## DATA IN THIS EXERCISE
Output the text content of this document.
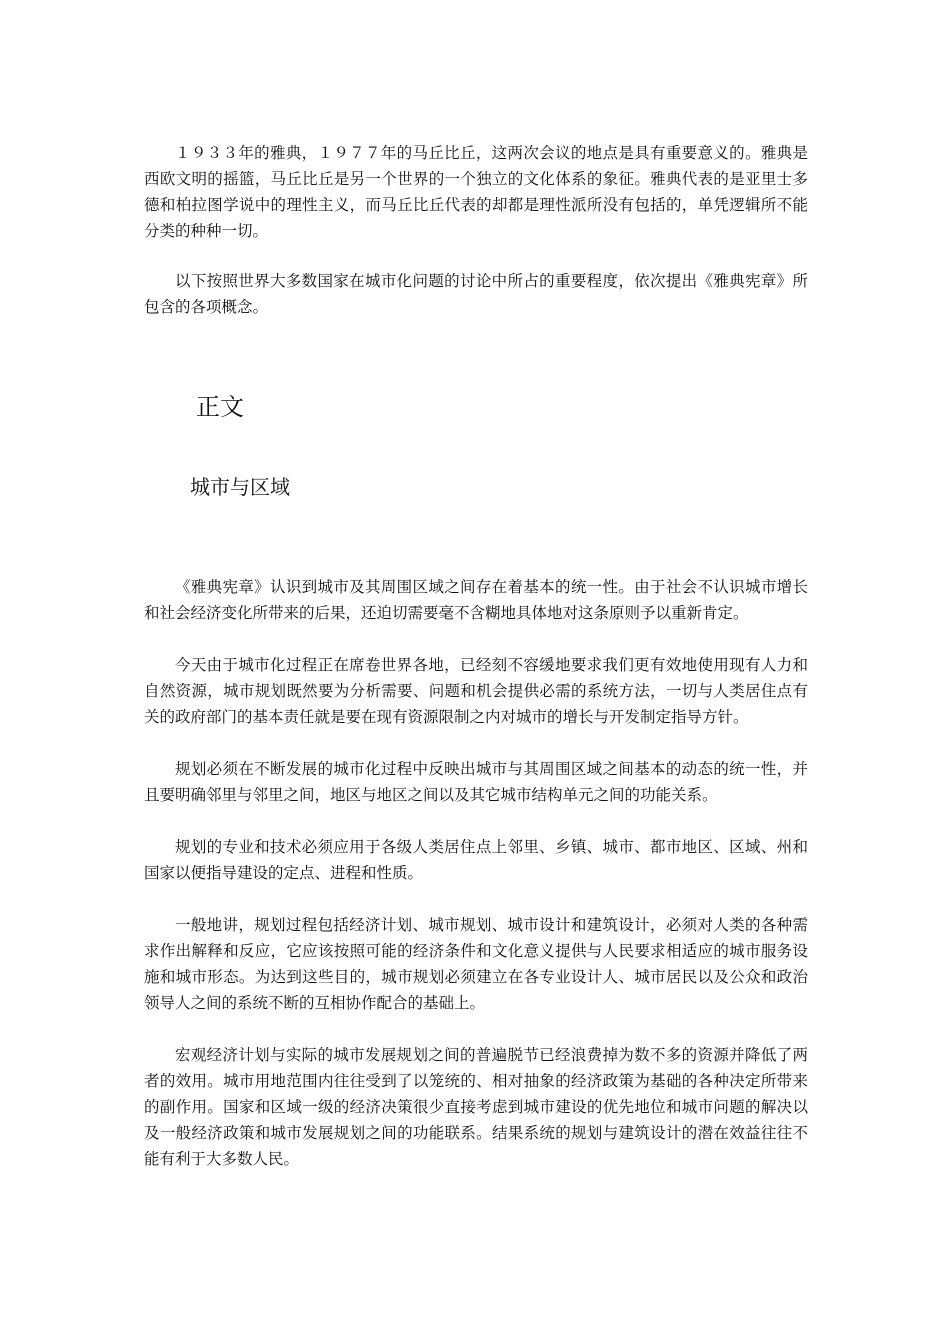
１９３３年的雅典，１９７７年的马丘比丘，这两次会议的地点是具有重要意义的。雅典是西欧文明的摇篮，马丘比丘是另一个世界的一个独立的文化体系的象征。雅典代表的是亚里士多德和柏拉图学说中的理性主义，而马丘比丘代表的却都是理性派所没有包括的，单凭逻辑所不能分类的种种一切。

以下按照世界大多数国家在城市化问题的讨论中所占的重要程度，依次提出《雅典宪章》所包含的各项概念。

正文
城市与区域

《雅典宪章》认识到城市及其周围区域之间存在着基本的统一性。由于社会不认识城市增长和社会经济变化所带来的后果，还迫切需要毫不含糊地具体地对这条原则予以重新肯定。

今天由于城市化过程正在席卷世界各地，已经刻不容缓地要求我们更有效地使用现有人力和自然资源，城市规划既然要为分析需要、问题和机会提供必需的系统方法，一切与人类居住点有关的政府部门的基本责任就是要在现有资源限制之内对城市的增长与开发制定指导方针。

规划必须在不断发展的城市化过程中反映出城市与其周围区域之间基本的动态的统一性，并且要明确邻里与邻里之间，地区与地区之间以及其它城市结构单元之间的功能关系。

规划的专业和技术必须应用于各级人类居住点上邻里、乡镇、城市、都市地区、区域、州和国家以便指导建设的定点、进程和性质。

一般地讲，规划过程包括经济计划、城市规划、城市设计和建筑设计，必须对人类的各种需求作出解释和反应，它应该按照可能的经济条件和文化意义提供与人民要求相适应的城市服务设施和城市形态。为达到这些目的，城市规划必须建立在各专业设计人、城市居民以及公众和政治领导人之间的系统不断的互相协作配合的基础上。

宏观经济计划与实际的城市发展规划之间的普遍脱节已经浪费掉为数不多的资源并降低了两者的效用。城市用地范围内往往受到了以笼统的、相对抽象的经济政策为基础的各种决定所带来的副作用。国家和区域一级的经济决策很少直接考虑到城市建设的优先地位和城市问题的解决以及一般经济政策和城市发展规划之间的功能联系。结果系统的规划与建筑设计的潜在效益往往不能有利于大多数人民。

## EXERCISE TASK
Whenever "雅典宪章" turns up in a line, pick that line out.

## SOLUTION
以下按照世界大多数国家在城市化问题的讨论中所占的重要程度，依次提出《雅典宪章》所包含的各项概念。
《雅典宪章》认识到城市及其周围区域之间存在着基本的统一性。由于社会不认识城市增长和社会经济变化所带来的后果，还迫切需要毫不含糊地具体地对这条原则予以重新肯定。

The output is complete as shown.